The problem: Return the data from its first line through the line containing "back-label: Back to", inclusive, copying each line unchanged.

Material for the task:
________________

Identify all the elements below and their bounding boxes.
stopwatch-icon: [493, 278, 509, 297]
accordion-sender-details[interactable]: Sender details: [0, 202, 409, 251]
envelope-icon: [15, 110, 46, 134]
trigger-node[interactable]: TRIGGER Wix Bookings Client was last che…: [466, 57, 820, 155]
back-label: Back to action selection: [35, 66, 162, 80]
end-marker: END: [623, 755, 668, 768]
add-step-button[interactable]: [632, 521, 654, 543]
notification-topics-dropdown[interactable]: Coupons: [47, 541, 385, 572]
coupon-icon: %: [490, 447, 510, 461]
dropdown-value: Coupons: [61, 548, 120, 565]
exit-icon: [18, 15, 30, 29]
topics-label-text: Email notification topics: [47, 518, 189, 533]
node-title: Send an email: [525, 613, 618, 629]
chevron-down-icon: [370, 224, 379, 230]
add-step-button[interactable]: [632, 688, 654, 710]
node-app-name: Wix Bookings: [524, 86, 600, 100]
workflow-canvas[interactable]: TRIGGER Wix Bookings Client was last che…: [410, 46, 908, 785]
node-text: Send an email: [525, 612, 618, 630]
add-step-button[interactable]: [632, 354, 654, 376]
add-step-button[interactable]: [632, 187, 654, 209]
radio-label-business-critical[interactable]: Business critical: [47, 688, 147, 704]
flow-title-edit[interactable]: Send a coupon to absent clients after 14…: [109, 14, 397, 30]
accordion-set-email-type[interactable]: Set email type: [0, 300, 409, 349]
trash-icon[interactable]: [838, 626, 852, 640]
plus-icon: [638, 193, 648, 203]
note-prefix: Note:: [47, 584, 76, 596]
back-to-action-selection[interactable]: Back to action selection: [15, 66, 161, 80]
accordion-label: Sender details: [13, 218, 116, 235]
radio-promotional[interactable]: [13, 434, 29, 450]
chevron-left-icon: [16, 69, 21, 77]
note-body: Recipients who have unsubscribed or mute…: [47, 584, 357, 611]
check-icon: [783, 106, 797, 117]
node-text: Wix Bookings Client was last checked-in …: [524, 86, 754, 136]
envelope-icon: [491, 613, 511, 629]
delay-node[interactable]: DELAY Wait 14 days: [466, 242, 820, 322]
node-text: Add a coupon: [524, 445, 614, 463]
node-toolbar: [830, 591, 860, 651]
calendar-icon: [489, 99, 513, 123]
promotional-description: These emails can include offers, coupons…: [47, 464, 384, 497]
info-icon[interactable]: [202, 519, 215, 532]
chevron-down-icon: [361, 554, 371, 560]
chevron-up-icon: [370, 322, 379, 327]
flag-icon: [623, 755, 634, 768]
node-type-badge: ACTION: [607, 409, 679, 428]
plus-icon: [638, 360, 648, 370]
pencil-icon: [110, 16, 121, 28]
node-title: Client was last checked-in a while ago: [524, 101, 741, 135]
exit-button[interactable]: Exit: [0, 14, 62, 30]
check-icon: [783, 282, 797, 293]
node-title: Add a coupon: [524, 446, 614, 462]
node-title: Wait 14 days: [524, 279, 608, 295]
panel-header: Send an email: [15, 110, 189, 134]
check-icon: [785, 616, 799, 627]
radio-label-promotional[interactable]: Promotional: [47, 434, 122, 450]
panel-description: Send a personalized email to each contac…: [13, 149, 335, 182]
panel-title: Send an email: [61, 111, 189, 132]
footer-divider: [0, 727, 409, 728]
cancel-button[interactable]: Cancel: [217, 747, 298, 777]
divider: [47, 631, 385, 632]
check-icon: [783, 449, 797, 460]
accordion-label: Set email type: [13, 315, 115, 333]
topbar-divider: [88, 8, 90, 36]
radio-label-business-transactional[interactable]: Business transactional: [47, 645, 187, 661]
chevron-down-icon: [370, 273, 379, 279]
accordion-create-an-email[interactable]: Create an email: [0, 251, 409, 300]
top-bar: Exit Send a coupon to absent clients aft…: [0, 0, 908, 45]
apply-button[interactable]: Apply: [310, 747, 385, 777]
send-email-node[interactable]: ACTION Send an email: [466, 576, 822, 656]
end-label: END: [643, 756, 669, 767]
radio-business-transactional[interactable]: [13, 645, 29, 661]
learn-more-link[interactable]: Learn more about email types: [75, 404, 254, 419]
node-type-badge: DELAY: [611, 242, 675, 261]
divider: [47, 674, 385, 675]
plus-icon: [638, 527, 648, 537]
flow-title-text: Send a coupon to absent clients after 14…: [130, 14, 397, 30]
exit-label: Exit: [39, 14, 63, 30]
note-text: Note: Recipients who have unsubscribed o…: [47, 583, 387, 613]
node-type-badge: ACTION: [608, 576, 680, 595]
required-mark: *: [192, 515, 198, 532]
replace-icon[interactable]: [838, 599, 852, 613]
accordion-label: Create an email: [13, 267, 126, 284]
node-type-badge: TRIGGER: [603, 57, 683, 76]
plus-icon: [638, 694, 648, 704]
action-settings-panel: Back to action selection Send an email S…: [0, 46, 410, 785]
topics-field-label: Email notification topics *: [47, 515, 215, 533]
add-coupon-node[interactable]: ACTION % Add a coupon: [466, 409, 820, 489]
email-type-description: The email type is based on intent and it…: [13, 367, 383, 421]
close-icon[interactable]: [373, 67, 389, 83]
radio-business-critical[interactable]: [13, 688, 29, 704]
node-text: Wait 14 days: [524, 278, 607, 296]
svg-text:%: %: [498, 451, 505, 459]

________________

Final answer:
Identify all the elements below and their bounding boxes.
stopwatch-icon: [493, 278, 509, 297]
accordion-sender-details[interactable]: Sender details: [0, 202, 409, 251]
envelope-icon: [15, 110, 46, 134]
trigger-node[interactable]: TRIGGER Wix Bookings Client was last che…: [466, 57, 820, 155]
back-label: Back to action selection: [35, 66, 162, 80]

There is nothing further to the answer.